** Dataset content **
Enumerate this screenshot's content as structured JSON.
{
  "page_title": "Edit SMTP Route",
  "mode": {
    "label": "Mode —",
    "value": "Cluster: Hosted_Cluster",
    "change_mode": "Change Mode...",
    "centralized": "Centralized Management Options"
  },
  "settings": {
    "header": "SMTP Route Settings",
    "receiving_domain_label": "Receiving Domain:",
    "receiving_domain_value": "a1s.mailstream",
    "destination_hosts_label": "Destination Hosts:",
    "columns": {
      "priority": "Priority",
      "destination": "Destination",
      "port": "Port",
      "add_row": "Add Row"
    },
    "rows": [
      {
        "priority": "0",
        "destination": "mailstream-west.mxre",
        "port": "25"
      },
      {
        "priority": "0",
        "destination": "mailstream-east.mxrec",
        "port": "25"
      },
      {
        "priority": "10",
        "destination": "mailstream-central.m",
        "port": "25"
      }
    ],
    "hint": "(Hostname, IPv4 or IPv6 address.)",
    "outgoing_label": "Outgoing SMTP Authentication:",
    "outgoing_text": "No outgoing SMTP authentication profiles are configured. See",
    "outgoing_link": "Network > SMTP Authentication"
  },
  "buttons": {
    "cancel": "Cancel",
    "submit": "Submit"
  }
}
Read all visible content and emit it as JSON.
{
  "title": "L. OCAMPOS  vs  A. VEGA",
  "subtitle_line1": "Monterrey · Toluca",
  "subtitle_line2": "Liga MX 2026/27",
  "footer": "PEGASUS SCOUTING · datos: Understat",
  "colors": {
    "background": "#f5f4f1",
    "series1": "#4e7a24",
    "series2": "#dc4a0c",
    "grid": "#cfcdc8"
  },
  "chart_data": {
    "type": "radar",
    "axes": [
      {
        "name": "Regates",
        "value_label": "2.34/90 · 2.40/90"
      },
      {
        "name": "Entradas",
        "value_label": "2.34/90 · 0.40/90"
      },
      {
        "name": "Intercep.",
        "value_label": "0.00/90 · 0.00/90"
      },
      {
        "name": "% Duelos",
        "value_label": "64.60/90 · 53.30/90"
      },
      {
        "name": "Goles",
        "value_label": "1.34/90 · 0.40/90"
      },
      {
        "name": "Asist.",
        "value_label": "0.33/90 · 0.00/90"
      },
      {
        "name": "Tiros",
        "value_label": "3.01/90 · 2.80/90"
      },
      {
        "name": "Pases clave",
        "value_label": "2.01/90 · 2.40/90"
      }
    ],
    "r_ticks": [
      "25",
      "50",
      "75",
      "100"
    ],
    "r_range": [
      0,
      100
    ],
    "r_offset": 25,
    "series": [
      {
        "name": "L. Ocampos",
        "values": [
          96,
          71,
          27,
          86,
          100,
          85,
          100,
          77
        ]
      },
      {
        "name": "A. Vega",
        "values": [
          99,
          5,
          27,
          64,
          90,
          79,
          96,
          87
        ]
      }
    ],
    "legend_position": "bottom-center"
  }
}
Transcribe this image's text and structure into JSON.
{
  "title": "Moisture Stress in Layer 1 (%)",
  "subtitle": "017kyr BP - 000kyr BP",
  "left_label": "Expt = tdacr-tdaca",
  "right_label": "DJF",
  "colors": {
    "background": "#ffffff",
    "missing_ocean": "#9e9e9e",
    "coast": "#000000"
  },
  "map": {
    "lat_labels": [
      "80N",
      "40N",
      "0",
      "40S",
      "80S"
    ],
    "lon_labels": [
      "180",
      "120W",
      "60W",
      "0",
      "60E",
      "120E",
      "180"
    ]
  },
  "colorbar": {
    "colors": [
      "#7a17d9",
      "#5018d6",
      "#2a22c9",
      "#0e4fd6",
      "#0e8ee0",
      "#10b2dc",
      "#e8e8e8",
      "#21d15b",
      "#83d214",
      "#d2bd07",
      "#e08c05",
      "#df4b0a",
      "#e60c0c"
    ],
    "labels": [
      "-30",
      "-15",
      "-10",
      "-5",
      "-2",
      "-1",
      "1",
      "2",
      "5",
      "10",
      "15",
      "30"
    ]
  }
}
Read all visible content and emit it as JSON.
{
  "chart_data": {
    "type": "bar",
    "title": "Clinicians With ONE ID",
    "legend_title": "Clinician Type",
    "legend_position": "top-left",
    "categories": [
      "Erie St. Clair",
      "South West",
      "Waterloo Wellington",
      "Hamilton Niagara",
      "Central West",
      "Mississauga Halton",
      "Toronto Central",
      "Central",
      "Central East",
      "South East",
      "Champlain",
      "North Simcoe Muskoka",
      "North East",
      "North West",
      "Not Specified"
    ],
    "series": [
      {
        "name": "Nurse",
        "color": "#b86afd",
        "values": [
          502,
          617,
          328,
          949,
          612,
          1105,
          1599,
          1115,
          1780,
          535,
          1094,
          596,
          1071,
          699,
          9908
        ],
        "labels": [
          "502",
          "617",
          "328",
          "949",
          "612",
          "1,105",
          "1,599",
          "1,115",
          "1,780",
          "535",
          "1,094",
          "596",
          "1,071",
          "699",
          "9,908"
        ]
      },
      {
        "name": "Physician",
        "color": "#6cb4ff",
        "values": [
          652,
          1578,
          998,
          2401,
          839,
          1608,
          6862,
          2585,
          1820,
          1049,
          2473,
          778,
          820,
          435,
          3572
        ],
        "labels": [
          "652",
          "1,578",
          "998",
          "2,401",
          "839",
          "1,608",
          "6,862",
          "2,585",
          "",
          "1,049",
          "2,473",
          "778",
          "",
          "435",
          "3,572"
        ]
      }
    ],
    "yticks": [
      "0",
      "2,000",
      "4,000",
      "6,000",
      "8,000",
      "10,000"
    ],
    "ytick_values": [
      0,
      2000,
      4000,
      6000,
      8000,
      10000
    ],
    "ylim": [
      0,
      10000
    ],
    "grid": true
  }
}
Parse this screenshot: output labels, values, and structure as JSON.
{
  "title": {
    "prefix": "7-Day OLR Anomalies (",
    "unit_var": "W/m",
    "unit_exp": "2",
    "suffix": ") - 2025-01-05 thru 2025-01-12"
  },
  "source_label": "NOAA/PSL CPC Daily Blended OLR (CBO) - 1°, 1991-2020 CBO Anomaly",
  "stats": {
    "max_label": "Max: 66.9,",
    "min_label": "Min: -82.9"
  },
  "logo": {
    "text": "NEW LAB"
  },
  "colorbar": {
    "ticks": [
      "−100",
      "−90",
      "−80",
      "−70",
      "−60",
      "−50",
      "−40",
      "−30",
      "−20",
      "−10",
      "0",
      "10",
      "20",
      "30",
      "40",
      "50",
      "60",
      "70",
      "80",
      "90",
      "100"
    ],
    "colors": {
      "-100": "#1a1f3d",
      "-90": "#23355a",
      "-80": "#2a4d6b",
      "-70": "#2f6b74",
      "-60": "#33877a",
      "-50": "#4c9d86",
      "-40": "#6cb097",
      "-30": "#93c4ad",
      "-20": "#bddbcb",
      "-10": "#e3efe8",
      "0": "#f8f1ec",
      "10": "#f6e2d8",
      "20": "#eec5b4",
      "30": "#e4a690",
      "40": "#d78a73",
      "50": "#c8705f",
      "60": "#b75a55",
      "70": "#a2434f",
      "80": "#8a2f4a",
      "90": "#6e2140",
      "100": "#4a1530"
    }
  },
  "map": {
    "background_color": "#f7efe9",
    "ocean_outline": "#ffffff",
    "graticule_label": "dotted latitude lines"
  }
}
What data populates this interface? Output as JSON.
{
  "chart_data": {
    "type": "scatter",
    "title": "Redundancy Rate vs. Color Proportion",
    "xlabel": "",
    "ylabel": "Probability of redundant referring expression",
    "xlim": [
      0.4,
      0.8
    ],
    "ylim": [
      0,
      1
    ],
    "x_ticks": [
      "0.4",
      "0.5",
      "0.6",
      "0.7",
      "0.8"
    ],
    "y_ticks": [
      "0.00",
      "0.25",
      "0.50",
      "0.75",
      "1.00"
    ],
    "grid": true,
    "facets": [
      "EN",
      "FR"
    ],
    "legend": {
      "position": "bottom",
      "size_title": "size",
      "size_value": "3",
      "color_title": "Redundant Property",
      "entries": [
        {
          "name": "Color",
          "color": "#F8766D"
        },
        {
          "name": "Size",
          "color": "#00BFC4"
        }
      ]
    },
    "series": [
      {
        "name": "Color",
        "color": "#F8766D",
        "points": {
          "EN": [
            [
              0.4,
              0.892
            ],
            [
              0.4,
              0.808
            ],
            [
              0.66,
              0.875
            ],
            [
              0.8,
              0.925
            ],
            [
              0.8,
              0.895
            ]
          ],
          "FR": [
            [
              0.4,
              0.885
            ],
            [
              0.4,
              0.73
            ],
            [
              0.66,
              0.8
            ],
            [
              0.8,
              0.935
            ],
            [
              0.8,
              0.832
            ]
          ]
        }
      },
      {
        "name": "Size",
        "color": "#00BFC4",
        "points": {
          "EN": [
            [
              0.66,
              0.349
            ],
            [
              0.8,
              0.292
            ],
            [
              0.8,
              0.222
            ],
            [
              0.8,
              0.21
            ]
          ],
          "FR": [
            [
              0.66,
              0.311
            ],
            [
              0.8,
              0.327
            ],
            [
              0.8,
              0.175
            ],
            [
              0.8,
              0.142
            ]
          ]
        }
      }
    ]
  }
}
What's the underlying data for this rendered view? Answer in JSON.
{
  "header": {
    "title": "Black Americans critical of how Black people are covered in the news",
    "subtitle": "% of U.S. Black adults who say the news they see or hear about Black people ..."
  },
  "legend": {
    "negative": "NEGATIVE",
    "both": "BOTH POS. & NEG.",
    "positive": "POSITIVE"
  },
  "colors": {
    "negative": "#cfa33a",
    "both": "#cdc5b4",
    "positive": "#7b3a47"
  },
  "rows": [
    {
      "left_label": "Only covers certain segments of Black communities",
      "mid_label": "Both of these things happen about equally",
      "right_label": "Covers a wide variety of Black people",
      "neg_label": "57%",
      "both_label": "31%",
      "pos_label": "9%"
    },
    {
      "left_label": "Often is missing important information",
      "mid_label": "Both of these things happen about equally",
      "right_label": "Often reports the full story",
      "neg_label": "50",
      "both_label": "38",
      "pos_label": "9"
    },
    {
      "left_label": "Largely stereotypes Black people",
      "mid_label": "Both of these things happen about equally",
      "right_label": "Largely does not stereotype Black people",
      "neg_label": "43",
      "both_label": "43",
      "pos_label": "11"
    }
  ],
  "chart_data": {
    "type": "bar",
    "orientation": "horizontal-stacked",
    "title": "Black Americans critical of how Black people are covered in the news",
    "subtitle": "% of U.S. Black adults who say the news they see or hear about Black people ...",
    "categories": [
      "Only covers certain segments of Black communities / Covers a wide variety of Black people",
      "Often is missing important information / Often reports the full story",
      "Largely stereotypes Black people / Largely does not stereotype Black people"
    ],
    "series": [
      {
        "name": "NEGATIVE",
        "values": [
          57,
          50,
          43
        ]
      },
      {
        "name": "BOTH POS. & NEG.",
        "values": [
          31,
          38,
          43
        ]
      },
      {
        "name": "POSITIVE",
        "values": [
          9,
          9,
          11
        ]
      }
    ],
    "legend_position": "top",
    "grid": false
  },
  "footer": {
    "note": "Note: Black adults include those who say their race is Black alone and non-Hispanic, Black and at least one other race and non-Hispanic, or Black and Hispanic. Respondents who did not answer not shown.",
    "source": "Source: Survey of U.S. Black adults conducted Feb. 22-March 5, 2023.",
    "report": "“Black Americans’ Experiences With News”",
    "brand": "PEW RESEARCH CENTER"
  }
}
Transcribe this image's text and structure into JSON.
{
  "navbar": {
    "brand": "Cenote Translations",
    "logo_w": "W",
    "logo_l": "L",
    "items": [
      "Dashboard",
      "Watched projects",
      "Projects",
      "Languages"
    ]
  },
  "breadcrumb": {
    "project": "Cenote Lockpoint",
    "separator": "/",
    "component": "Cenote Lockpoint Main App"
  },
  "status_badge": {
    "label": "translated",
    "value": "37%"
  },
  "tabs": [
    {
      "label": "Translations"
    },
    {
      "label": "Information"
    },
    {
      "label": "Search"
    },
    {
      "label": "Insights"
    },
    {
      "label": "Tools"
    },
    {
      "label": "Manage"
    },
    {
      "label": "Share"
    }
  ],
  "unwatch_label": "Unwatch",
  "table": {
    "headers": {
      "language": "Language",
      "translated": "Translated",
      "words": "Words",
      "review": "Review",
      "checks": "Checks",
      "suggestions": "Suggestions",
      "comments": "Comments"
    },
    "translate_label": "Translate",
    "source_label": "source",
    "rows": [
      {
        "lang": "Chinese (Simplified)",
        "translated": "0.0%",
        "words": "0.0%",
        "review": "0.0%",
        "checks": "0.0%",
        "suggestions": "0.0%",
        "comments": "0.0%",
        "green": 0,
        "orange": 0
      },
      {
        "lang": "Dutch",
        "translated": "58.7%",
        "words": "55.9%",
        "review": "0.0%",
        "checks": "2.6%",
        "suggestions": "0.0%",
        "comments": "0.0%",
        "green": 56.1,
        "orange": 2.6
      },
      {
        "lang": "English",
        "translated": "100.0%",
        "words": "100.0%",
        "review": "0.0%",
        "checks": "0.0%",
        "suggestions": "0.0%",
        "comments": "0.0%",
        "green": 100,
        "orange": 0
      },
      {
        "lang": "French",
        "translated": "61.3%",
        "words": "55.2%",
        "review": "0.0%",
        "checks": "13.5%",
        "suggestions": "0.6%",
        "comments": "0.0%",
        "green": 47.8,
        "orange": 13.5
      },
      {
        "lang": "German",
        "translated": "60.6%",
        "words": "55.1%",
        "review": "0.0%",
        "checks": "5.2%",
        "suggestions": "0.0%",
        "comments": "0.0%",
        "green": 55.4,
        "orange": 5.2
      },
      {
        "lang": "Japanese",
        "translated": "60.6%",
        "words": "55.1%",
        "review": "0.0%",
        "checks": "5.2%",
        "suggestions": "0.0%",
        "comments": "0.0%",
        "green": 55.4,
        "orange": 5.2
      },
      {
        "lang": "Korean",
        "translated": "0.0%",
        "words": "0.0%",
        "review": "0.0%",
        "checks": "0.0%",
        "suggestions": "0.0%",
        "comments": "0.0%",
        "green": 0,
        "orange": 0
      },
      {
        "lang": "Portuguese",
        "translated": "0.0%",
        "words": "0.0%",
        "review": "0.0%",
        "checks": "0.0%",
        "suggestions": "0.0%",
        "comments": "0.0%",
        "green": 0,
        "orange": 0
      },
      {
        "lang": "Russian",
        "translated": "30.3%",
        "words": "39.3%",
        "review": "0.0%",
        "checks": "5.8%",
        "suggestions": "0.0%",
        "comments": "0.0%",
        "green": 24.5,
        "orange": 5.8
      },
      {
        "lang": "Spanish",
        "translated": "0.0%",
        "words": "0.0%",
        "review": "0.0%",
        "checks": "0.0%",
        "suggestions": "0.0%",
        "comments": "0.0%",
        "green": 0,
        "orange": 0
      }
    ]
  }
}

** Description of the task **
Where a line above contains the string "wide", copy that line.

** Finished task **
      "right_label": "Covers a wide variety of Black people",
      "Only covers certain segments of Black communities / Covers a wide variety of Black people",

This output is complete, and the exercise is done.